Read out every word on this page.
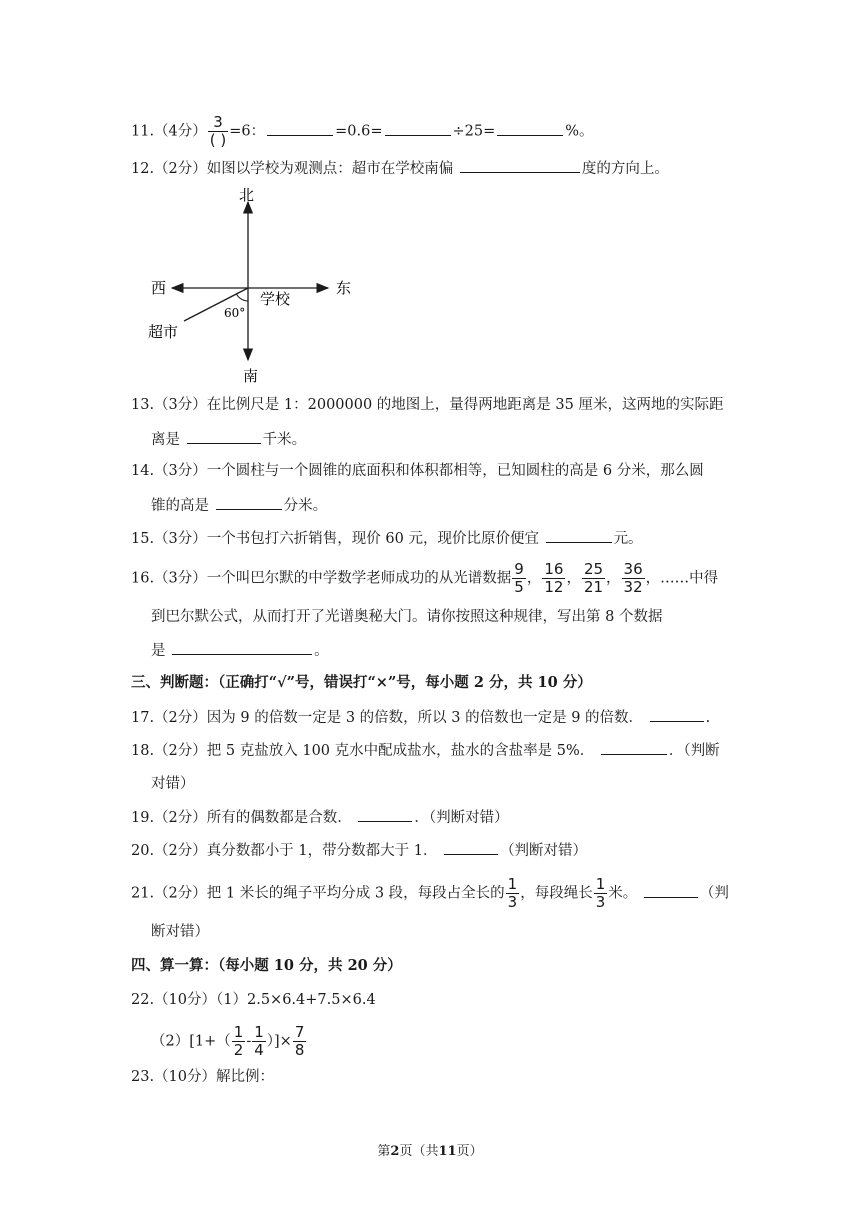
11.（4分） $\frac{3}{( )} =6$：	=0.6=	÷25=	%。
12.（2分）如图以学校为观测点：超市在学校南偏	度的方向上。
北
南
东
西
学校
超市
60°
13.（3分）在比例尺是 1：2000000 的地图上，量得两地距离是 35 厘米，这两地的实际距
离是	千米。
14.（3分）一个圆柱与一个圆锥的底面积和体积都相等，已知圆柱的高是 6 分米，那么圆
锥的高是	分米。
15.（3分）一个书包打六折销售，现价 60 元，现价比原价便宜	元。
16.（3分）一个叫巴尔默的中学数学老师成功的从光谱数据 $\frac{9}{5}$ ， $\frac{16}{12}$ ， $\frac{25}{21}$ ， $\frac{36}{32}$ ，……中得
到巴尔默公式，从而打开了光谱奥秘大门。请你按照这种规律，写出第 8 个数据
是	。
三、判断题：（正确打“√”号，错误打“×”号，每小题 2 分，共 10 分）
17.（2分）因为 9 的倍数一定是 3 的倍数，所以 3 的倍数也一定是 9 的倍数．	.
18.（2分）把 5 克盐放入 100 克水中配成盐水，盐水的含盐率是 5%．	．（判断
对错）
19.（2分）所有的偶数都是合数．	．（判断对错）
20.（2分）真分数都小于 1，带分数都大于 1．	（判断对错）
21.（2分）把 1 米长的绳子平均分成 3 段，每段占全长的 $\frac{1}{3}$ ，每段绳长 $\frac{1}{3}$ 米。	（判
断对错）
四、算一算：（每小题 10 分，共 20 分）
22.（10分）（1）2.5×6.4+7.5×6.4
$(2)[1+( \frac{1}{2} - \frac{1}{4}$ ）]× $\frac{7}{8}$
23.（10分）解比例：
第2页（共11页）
◆ ◆ ◆ ◆ ◆
**EXERCISE DESCRIPTION**
Strip the images and reproduce the remaining records precisely.

**RESULT**
Read out every word on this page.
11.（4分） $\frac{3}{( )} =6$：	=0.6=	÷25=	%。
12.（2分）如图以学校为观测点：超市在学校南偏	度的方向上。
北
南
东
西
学校
超市
60°
13.（3分）在比例尺是 1：2000000 的地图上，量得两地距离是 35 厘米，这两地的实际距
离是	千米。
14.（3分）一个圆柱与一个圆锥的底面积和体积都相等，已知圆柱的高是 6 分米，那么圆
锥的高是	分米。
15.（3分）一个书包打六折销售，现价 60 元，现价比原价便宜	元。
16.（3分）一个叫巴尔默的中学数学老师成功的从光谱数据 $\frac{9}{5}$ ， $\frac{16}{12}$ ， $\frac{25}{21}$ ， $\frac{36}{32}$ ，……中得
到巴尔默公式，从而打开了光谱奥秘大门。请你按照这种规律，写出第 8 个数据
是	。
三、判断题：（正确打“√”号，错误打“×”号，每小题 2 分，共 10 分）
17.（2分）因为 9 的倍数一定是 3 的倍数，所以 3 的倍数也一定是 9 的倍数．	.
18.（2分）把 5 克盐放入 100 克水中配成盐水，盐水的含盐率是 5%．	．（判断
对错）
19.（2分）所有的偶数都是合数．	．（判断对错）
20.（2分）真分数都小于 1，带分数都大于 1．	（判断对错）
21.（2分）把 1 米长的绳子平均分成 3 段，每段占全长的 $\frac{1}{3}$ ，每段绳长 $\frac{1}{3}$ 米。	（判
断对错）
四、算一算：（每小题 10 分，共 20 分）
22.（10分）（1）2.5×6.4+7.5×6.4
$(2)[1+( \frac{1}{2} - \frac{1}{4}$ ）]× $\frac{7}{8}$
23.（10分）解比例：
第2页（共11页）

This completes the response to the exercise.